DATA FOR PROCESSING ▸
********

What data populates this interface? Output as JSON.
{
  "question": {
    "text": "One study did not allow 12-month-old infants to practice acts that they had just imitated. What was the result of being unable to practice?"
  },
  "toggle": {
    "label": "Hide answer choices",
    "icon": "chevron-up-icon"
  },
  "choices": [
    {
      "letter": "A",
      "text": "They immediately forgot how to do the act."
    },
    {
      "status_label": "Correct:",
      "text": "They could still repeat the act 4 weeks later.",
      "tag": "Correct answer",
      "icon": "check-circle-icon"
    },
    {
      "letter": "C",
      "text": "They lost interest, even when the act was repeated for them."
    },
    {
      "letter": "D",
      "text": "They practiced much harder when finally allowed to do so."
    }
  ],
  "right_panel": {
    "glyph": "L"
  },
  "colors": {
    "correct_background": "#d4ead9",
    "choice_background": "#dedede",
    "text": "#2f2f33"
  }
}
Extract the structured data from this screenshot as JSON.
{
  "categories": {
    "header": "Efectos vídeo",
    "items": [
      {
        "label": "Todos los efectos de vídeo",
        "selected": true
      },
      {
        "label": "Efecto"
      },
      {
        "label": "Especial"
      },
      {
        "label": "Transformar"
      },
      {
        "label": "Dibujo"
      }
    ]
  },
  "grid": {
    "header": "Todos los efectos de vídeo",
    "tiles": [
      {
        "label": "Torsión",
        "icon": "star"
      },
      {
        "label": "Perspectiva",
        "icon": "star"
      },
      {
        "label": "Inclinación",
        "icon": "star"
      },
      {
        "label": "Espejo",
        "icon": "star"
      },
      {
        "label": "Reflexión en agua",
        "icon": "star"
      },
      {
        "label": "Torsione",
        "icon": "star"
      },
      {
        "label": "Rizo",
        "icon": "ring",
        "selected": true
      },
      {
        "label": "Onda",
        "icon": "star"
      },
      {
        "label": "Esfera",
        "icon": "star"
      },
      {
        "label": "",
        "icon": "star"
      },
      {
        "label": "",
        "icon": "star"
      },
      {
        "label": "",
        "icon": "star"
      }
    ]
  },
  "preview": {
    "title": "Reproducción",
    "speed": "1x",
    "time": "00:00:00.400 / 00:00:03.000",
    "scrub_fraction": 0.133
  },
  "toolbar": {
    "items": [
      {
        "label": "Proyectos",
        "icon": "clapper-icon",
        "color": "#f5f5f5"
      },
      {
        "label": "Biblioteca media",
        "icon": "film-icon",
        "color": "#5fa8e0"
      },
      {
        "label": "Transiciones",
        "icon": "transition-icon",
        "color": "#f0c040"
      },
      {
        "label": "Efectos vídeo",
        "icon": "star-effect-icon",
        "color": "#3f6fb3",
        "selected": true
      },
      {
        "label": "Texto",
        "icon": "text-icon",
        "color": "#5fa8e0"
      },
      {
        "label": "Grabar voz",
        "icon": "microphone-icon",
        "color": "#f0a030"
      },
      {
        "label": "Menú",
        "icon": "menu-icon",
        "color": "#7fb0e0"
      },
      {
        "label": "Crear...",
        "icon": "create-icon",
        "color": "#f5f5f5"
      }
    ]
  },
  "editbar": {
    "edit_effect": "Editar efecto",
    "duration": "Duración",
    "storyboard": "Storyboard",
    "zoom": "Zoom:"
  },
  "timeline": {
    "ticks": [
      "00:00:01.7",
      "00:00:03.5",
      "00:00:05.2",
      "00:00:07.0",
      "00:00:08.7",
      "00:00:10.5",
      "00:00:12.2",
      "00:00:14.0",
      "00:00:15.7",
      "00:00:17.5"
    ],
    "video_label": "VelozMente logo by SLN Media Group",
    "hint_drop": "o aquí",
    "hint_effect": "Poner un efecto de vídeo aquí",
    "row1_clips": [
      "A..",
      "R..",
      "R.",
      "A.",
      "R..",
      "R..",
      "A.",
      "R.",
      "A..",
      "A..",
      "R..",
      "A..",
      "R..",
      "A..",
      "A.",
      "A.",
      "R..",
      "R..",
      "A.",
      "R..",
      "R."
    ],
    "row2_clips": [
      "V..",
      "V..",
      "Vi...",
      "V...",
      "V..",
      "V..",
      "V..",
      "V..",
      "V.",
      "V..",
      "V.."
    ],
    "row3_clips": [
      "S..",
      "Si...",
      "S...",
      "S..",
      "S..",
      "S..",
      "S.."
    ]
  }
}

********

WHAT TO PRODUCE ▸
Print every entry exactly as it appears.

WORKED ANSWER ▸
What data populates this interface? Output as JSON.
{
  "question": {
    "text": "One study did not allow 12-month-old infants to practice acts that they had just imitated. What was the result of being unable to practice?"
  },
  "toggle": {
    "label": "Hide answer choices",
    "icon": "chevron-up-icon"
  },
  "choices": [
    {
      "letter": "A",
      "text": "They immediately forgot how to do the act."
    },
    {
      "status_label": "Correct:",
      "text": "They could still repeat the act 4 weeks later.",
      "tag": "Correct answer",
      "icon": "check-circle-icon"
    },
    {
      "letter": "C",
      "text": "They lost interest, even when the act was repeated for them."
    },
    {
      "letter": "D",
      "text": "They practiced much harder when finally allowed to do so."
    }
  ],
  "right_panel": {
    "glyph": "L"
  },
  "colors": {
    "correct_background": "#d4ead9",
    "choice_background": "#dedede",
    "text": "#2f2f33"
  }
}
Extract the structured data from this screenshot as JSON.
{
  "categories": {
    "header": "Efectos vídeo",
    "items": [
      {
        "label": "Todos los efectos de vídeo",
        "selected": true
      },
      {
        "label": "Efecto"
      },
      {
        "label": "Especial"
      },
      {
        "label": "Transformar"
      },
      {
        "label": "Dibujo"
      }
    ]
  },
  "grid": {
    "header": "Todos los efectos de vídeo",
    "tiles": [
      {
        "label": "Torsión",
        "icon": "star"
      },
      {
        "label": "Perspectiva",
        "icon": "star"
      },
      {
        "label": "Inclinación",
        "icon": "star"
      },
      {
        "label": "Espejo",
        "icon": "star"
      },
      {
        "label": "Reflexión en agua",
        "icon": "star"
      },
      {
        "label": "Torsione",
        "icon": "star"
      },
      {
        "label": "Rizo",
        "icon": "ring",
        "selected": true
      },
      {
        "label": "Onda",
        "icon": "star"
      },
      {
        "label": "Esfera",
        "icon": "star"
      },
      {
        "label": "",
        "icon": "star"
      },
      {
        "label": "",
        "icon": "star"
      },
      {
        "label": "",
        "icon": "star"
      }
    ]
  },
  "preview": {
    "title": "Reproducción",
    "speed": "1x",
    "time": "00:00:00.400 / 00:00:03.000",
    "scrub_fraction": 0.133
  },
  "toolbar": {
    "items": [
      {
        "label": "Proyectos",
        "icon": "clapper-icon",
        "color": "#f5f5f5"
      },
      {
        "label": "Biblioteca media",
        "icon": "film-icon",
        "color": "#5fa8e0"
      },
      {
        "label": "Transiciones",
        "icon": "transition-icon",
        "color": "#f0c040"
      },
      {
        "label": "Efectos vídeo",
        "icon": "star-effect-icon",
        "color": "#3f6fb3",
        "selected": true
      },
      {
        "label": "Texto",
        "icon": "text-icon",
        "color": "#5fa8e0"
      },
      {
        "label": "Grabar voz",
        "icon": "microphone-icon",
        "color": "#f0a030"
      },
      {
        "label": "Menú",
        "icon": "menu-icon",
        "color": "#7fb0e0"
      },
      {
        "label": "Crear...",
        "icon": "create-icon",
        "color": "#f5f5f5"
      }
    ]
  },
  "editbar": {
    "edit_effect": "Editar efecto",
    "duration": "Duración",
    "storyboard": "Storyboard",
    "zoom": "Zoom:"
  },
  "timeline": {
    "ticks": [
      "00:00:01.7",
      "00:00:03.5",
      "00:00:05.2",
      "00:00:07.0",
      "00:00:08.7",
      "00:00:10.5",
      "00:00:12.2",
      "00:00:14.0",
      "00:00:15.7",
      "00:00:17.5"
    ],
    "video_label": "VelozMente logo by SLN Media Group",
    "hint_drop": "o aquí",
    "hint_effect": "Poner un efecto de vídeo aquí",
    "row1_clips": [
      "A..",
      "R..",
      "R.",
      "A.",
      "R..",
      "R..",
      "A.",
      "R.",
      "A..",
      "A..",
      "R..",
      "A..",
      "R..",
      "A..",
      "A.",
      "A.",
      "R..",
      "R..",
      "A.",
      "R..",
      "R."
    ],
    "row2_clips": [
      "V..",
      "V..",
      "Vi...",
      "V...",
      "V..",
      "V..",
      "V..",
      "V..",
      "V.",
      "V..",
      "V.."
    ],
    "row3_clips": [
      "S..",
      "Si...",
      "S...",
      "S..",
      "S..",
      "S..",
      "S.."
    ]
  }
}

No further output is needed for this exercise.